Problem requirements: Reproduce every one of the items below, substituting "marker-band" for each occurrence of "ladder-band" and leaving all other text unchanged.

"""

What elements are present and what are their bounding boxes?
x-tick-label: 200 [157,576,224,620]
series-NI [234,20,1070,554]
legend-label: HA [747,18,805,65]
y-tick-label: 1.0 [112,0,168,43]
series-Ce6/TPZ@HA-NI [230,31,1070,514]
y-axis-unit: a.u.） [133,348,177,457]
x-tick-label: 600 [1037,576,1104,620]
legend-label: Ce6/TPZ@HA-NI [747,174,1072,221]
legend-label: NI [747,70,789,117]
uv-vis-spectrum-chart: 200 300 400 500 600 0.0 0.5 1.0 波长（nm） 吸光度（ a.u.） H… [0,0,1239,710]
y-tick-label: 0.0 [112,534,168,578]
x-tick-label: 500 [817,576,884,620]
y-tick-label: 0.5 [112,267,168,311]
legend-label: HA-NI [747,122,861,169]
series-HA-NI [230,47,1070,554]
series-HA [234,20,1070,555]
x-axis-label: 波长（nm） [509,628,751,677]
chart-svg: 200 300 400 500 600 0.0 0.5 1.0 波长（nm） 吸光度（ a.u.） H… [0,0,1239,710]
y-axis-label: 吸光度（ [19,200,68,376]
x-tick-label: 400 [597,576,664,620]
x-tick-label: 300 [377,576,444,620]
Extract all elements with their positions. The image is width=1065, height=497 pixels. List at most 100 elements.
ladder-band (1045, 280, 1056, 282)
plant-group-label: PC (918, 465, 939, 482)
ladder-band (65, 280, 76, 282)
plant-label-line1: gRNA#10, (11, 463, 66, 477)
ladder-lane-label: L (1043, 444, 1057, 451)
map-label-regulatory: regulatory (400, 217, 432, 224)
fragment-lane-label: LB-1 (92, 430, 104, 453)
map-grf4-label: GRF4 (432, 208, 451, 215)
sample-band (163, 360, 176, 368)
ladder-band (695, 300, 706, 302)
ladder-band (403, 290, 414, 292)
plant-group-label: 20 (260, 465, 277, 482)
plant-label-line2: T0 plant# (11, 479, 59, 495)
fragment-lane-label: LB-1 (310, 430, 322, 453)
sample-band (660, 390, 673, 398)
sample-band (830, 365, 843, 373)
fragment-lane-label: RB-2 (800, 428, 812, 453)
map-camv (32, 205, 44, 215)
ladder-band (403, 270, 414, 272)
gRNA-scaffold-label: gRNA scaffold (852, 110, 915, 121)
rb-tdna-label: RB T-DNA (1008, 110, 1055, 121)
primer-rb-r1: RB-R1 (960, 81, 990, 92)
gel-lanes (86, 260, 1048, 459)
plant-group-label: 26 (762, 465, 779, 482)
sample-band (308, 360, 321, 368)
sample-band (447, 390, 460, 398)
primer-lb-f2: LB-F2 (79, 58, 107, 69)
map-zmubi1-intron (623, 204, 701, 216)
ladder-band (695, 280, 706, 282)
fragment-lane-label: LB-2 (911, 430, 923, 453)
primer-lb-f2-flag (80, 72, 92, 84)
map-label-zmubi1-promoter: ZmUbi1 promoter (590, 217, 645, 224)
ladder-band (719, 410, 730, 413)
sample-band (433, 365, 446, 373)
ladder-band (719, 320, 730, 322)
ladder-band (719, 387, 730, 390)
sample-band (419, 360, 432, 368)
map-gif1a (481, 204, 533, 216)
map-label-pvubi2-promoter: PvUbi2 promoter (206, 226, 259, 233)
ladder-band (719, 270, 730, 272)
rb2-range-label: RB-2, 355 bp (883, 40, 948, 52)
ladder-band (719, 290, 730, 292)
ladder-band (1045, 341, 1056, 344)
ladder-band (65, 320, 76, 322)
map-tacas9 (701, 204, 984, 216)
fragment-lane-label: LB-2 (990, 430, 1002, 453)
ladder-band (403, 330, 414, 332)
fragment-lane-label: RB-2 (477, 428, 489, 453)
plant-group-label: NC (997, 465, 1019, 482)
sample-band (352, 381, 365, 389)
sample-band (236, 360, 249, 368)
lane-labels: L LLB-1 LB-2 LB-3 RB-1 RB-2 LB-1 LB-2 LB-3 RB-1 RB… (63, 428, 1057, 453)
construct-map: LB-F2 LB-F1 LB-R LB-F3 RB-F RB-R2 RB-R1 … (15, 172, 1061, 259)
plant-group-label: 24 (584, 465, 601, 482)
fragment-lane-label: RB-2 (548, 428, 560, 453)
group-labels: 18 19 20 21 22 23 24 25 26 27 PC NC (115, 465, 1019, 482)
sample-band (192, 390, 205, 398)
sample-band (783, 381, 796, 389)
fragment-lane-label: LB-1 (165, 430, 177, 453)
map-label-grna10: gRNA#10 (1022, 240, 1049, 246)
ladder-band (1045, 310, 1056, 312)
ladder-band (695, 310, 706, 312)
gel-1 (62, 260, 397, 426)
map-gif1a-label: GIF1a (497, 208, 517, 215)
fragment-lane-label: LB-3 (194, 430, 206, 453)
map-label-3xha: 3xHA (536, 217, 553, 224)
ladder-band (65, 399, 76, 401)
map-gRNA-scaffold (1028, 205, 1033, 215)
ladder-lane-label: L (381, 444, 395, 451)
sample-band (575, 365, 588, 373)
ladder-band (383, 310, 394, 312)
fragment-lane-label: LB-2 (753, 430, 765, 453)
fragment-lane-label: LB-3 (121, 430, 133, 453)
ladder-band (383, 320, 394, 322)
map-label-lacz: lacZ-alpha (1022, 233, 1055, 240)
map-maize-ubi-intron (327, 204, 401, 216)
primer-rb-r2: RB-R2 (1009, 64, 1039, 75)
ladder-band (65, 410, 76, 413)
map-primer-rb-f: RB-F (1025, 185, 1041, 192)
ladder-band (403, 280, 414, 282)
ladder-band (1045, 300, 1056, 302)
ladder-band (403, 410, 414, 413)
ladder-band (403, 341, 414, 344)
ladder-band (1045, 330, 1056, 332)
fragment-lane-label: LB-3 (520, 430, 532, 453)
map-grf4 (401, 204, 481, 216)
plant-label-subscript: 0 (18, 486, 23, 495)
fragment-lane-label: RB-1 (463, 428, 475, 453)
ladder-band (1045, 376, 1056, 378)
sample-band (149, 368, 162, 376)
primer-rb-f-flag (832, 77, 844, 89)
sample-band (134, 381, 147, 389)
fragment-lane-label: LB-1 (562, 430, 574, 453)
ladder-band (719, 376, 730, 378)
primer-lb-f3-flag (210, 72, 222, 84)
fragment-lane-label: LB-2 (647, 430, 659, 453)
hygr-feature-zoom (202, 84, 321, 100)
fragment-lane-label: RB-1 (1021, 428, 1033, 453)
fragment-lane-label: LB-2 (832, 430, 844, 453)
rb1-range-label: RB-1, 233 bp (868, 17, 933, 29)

"""

Result for this task:
What elements are present and what are their bounding boxes?
x-tick-label: 200 [157,576,224,620]
series-NI [234,20,1070,554]
legend-label: HA [747,18,805,65]
y-tick-label: 1.0 [112,0,168,43]
series-Ce6/TPZ@HA-NI [230,31,1070,514]
y-axis-unit: a.u.） [133,348,177,457]
x-tick-label: 600 [1037,576,1104,620]
legend-label: Ce6/TPZ@HA-NI [747,174,1072,221]
legend-label: NI [747,70,789,117]
uv-vis-spectrum-chart: 200 300 400 500 600 0.0 0.5 1.0 波长（nm） 吸光度（ a.u.） H… [0,0,1239,710]
y-tick-label: 0.0 [112,534,168,578]
x-tick-label: 500 [817,576,884,620]
y-tick-label: 0.5 [112,267,168,311]
legend-label: HA-NI [747,122,861,169]
series-HA-NI [230,47,1070,554]
series-HA [234,20,1070,555]
x-axis-label: 波长（nm） [509,628,751,677]
chart-svg: 200 300 400 500 600 0.0 0.5 1.0 波长（nm） 吸光度（ a.u.） H… [0,0,1239,710]
y-axis-label: 吸光度（ [19,200,68,376]
x-tick-label: 400 [597,576,664,620]
x-tick-label: 300 [377,576,444,620]
Extract all elements with their positions. The image is width=1065, height=497 pixels. List at most 100 elements.
marker-band (1045, 280, 1056, 282)
plant-group-label: PC (918, 465, 939, 482)
marker-band (65, 280, 76, 282)
plant-label-line1: gRNA#10, (11, 463, 66, 477)
ladder-lane-label: L (1043, 444, 1057, 451)
map-label-regulatory: regulatory (400, 217, 432, 224)
fragment-lane-label: LB-1 (92, 430, 104, 453)
map-grf4-label: GRF4 (432, 208, 451, 215)
sample-band (163, 360, 176, 368)
marker-band (695, 300, 706, 302)
marker-band (403, 290, 414, 292)
plant-group-label: 20 (260, 465, 277, 482)
plant-label-line2: T0 plant# (11, 479, 59, 495)
fragment-lane-label: LB-1 (310, 430, 322, 453)
sample-band (660, 390, 673, 398)
sample-band (830, 365, 843, 373)
fragment-lane-label: RB-2 (800, 428, 812, 453)
map-camv (32, 205, 44, 215)
marker-band (403, 270, 414, 272)
gRNA-scaffold-label: gRNA scaffold (852, 110, 915, 121)
rb-tdna-label: RB T-DNA (1008, 110, 1055, 121)
primer-rb-r1: RB-R1 (960, 81, 990, 92)
gel-lanes (86, 260, 1048, 459)
plant-group-label: 26 (762, 465, 779, 482)
sample-band (308, 360, 321, 368)
sample-band (447, 390, 460, 398)
primer-lb-f2: LB-F2 (79, 58, 107, 69)
map-zmubi1-intron (623, 204, 701, 216)
marker-band (695, 280, 706, 282)
fragment-lane-label: LB-2 (911, 430, 923, 453)
primer-lb-f2-flag (80, 72, 92, 84)
map-label-zmubi1-promoter: ZmUbi1 promoter (590, 217, 645, 224)
marker-band (719, 410, 730, 413)
sample-band (433, 365, 446, 373)
marker-band (719, 320, 730, 322)
marker-band (719, 387, 730, 390)
sample-band (419, 360, 432, 368)
map-gif1a (481, 204, 533, 216)
map-label-pvubi2-promoter: PvUbi2 promoter (206, 226, 259, 233)
marker-band (719, 270, 730, 272)
rb2-range-label: RB-2, 355 bp (883, 40, 948, 52)
marker-band (719, 290, 730, 292)
marker-band (1045, 341, 1056, 344)
marker-band (65, 320, 76, 322)
map-tacas9 (701, 204, 984, 216)
fragment-lane-label: LB-2 (990, 430, 1002, 453)
marker-band (403, 330, 414, 332)
fragment-lane-label: RB-2 (477, 428, 489, 453)
plant-group-label: NC (997, 465, 1019, 482)
sample-band (352, 381, 365, 389)
sample-band (236, 360, 249, 368)
lane-labels: L LLB-1 LB-2 LB-3 RB-1 RB-2 LB-1 LB-2 LB-3 RB-1 RB… (63, 428, 1057, 453)
construct-map: LB-F2 LB-F1 LB-R LB-F3 RB-F RB-R2 RB-R1 … (15, 172, 1061, 259)
plant-group-label: 24 (584, 465, 601, 482)
fragment-lane-label: RB-2 (548, 428, 560, 453)
group-labels: 18 19 20 21 22 23 24 25 26 27 PC NC (115, 465, 1019, 482)
sample-band (192, 390, 205, 398)
sample-band (783, 381, 796, 389)
fragment-lane-label: LB-1 (165, 430, 177, 453)
map-label-grna10: gRNA#10 (1022, 240, 1049, 246)
marker-band (1045, 310, 1056, 312)
marker-band (695, 310, 706, 312)
gel-1 (62, 260, 397, 426)
map-gif1a-label: GIF1a (497, 208, 517, 215)
fragment-lane-label: LB-3 (194, 430, 206, 453)
map-label-3xha: 3xHA (536, 217, 553, 224)
marker-band (65, 399, 76, 401)
map-gRNA-scaffold (1028, 205, 1033, 215)
ladder-lane-label: L (381, 444, 395, 451)
sample-band (575, 365, 588, 373)
marker-band (383, 310, 394, 312)
fragment-lane-label: LB-2 (753, 430, 765, 453)
fragment-lane-label: LB-3 (121, 430, 133, 453)
marker-band (383, 320, 394, 322)
map-label-lacz: lacZ-alpha (1022, 233, 1055, 240)
map-maize-ubi-intron (327, 204, 401, 216)
primer-rb-r2: RB-R2 (1009, 64, 1039, 75)
marker-band (65, 410, 76, 413)
map-primer-rb-f: RB-F (1025, 185, 1041, 192)
marker-band (403, 280, 414, 282)
marker-band (1045, 300, 1056, 302)
marker-band (403, 410, 414, 413)
marker-band (403, 341, 414, 344)
marker-band (1045, 330, 1056, 332)
fragment-lane-label: LB-3 (520, 430, 532, 453)
map-grf4 (401, 204, 481, 216)
plant-label-subscript: 0 (18, 486, 23, 495)
fragment-lane-label: RB-1 (463, 428, 475, 453)
marker-band (1045, 376, 1056, 378)
sample-band (149, 368, 162, 376)
primer-rb-f-flag (832, 77, 844, 89)
sample-band (134, 381, 147, 389)
fragment-lane-label: LB-1 (562, 430, 574, 453)
marker-band (719, 376, 730, 378)
primer-lb-f3-flag (210, 72, 222, 84)
fragment-lane-label: LB-2 (647, 430, 659, 453)
hygr-feature-zoom (202, 84, 321, 100)
fragment-lane-label: RB-1 (1021, 428, 1033, 453)
fragment-lane-label: LB-2 (832, 430, 844, 453)
rb1-range-label: RB-1, 233 bp (868, 17, 933, 29)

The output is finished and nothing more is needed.